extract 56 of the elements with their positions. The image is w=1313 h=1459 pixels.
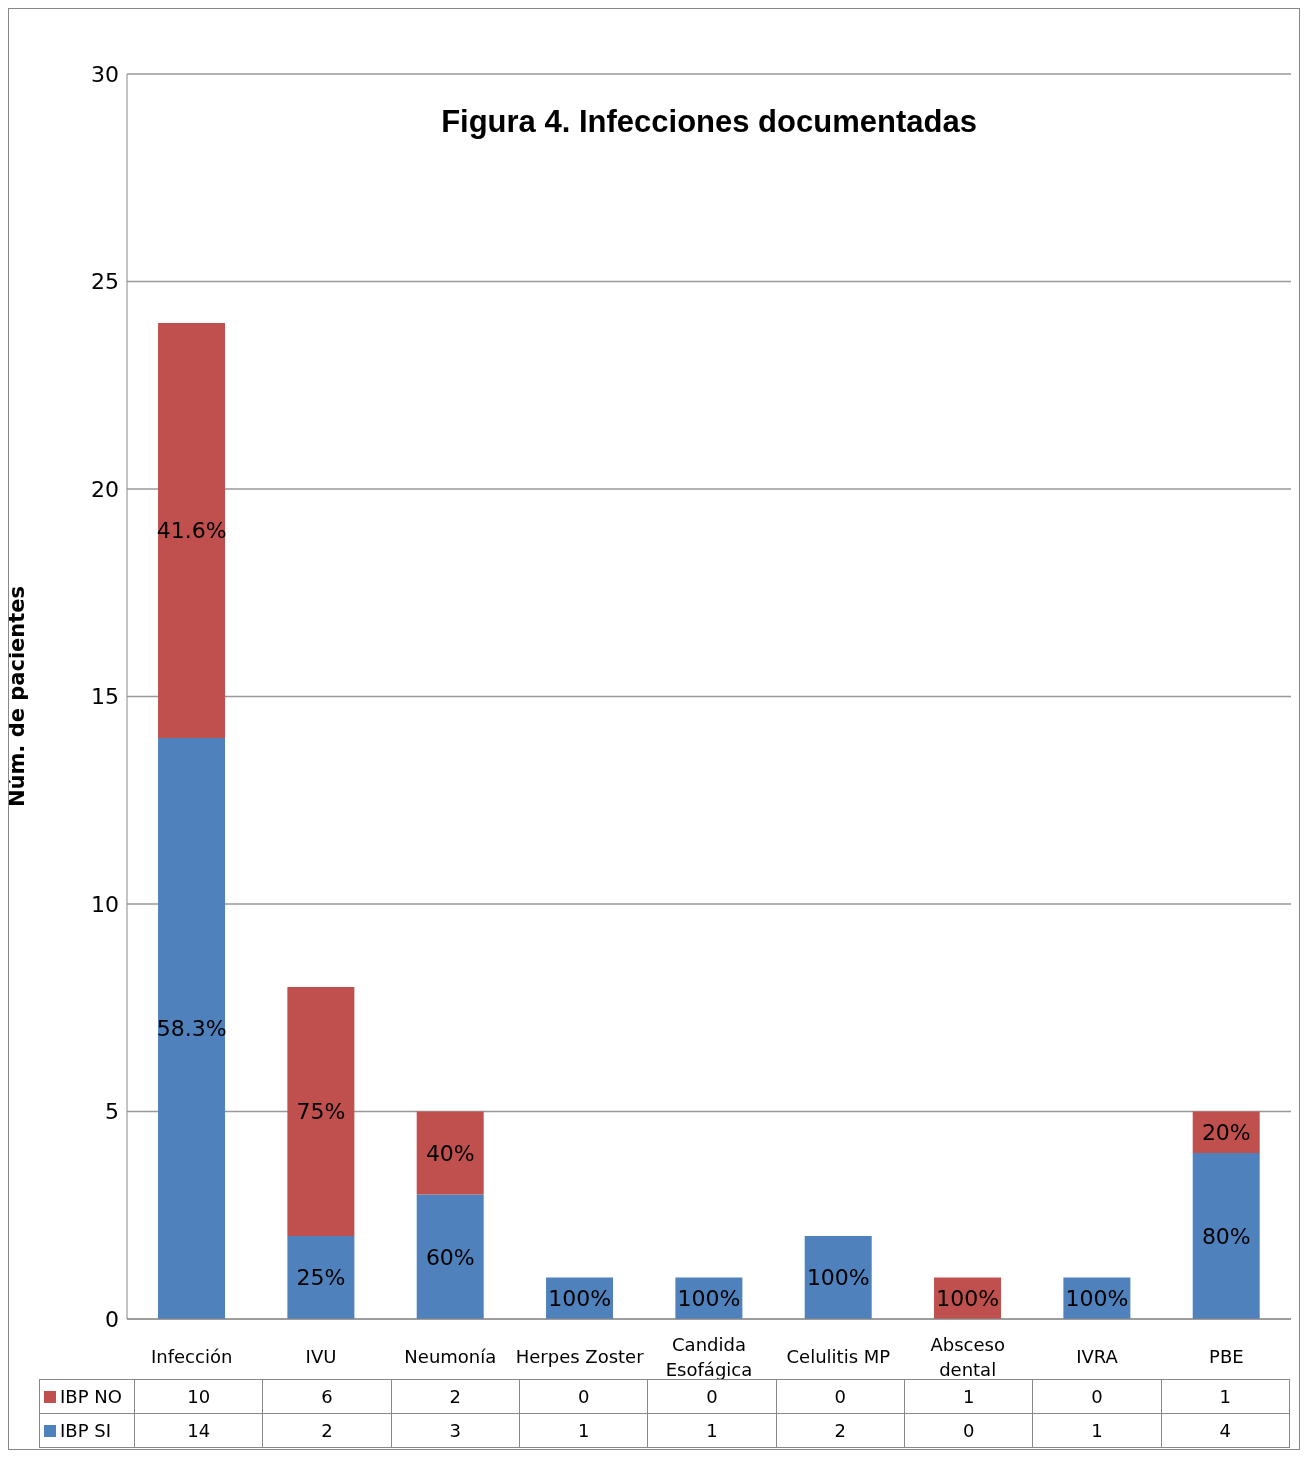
annotation: 20% <box>1201 1120 1251 1146</box>
y-tick-label: 20 <box>91 476 119 502</box>
legend-label: IBP SI <box>39 1413 135 1448</box>
bar <box>416 1111 484 1195</box>
data-label: 1 <box>1032 1413 1162 1448</box>
bar <box>287 1236 355 1319</box>
text: Figura 4. Infecciones documentadas <box>440 104 978 140</box>
annotation: 25% <box>296 1265 346 1291</box>
annotation: 100% <box>677 1286 741 1312</box>
annotation: 60% <box>425 1244 475 1270</box>
x-tick-label: Celulitis MP <box>786 1346 891 1367</box>
bar <box>158 323 226 738</box>
data-label: 0 <box>519 1379 648 1414</box>
bar <box>1192 1153 1260 1319</box>
annotation: 75% <box>296 1099 346 1125</box>
y-tick-label: 5 <box>105 1099 119 1125</box>
y-tick-label: 10 <box>91 891 119 917</box>
bar <box>158 738 226 1319</box>
annotation: 80% <box>1201 1223 1251 1249</box>
data-label: 2 <box>776 1413 905 1448</box>
data-label: 10 <box>134 1379 263 1414</box>
y-tick-label: 0 <box>105 1306 119 1332</box>
x-tick-label: Candida Esofágica <box>665 1334 753 1380</box>
x-tick-label: Infección <box>150 1346 233 1367</box>
x-tick-label: Herpes Zoster <box>515 1346 645 1367</box>
x-tick-label: IVU <box>305 1346 337 1367</box>
annotation: 40% <box>425 1140 475 1166</box>
annotation: 100% <box>1065 1286 1129 1312</box>
data-label: 0 <box>1032 1379 1162 1414</box>
data-label: 0 <box>647 1379 777 1414</box>
data-label: 4 <box>1161 1413 1290 1448</box>
data-label: 2 <box>391 1379 520 1414</box>
data-label: 2 <box>262 1413 392 1448</box>
annotation: 100% <box>936 1286 1000 1312</box>
annotation: 100% <box>806 1265 870 1291</box>
bar <box>416 1194 484 1319</box>
y-tick-label: 30 <box>91 61 119 87</box>
data-label: 3 <box>391 1413 520 1448</box>
x-tick-label: Absceso dental <box>930 1334 1005 1380</box>
annotation: 100% <box>548 1286 612 1312</box>
y-tick-label: 15 <box>91 684 119 710</box>
y-tick-label: 25 <box>91 269 119 295</box>
data-label: 1 <box>519 1413 648 1448</box>
x-tick-label: Neumonía <box>404 1346 497 1367</box>
data-label: 1 <box>647 1413 777 1448</box>
bar <box>804 1236 872 1319</box>
data-label: 1 <box>1161 1379 1290 1414</box>
bar <box>287 987 355 1236</box>
data-label: 6 <box>262 1379 392 1414</box>
data-label: 0 <box>904 1413 1033 1448</box>
x-tick-label: PBE <box>1209 1346 1244 1367</box>
x-tick-label: IVRA <box>1076 1346 1119 1367</box>
data-label: 14 <box>134 1413 263 1448</box>
legend-label: IBP NO <box>39 1379 135 1414</box>
data-label: 0 <box>776 1379 905 1414</box>
data-label: 1 <box>904 1379 1033 1414</box>
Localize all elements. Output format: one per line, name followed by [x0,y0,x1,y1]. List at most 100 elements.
=-=-=
PROBLEM
Convert the material above, from the line containing "annotation: 20% <box>1201" through the line containing "bar <box>158 738 226 1319</box>", into a JSON list of strings with one string per line. Leave out any blank lines.

THE COMPLETED TASK
[
  "annotation: 20% <box>1201 1120 1251 1146</box>",
  "y-tick-label: 20 <box>91 476 119 502</box>",
  "legend-label: IBP SI <box>39 1413 135 1448</box>",
  "bar <box>416 1111 484 1195</box>",
  "data-label: 1 <box>1032 1413 1162 1448</box>",
  "bar <box>287 1236 355 1319</box>",
  "text: Figura 4. Infecciones documentadas <box>440 104 978 140</box>",
  "annotation: 25% <box>296 1265 346 1291</box>",
  "annotation: 100% <box>677 1286 741 1312</box>",
  "annotation: 60% <box>425 1244 475 1270</box>",
  "x-tick-label: Celulitis MP <box>786 1346 891 1367</box>",
  "bar <box>158 323 226 738</box>",
  "data-label: 0 <box>519 1379 648 1414</box>",
  "bar <box>1192 1153 1260 1319</box>",
  "annotation: 75% <box>296 1099 346 1125</box>",
  "y-tick-label: 5 <box>105 1099 119 1125</box>",
  "y-tick-label: 10 <box>91 891 119 917</box>",
  "bar <box>158 738 226 1319</box>"
]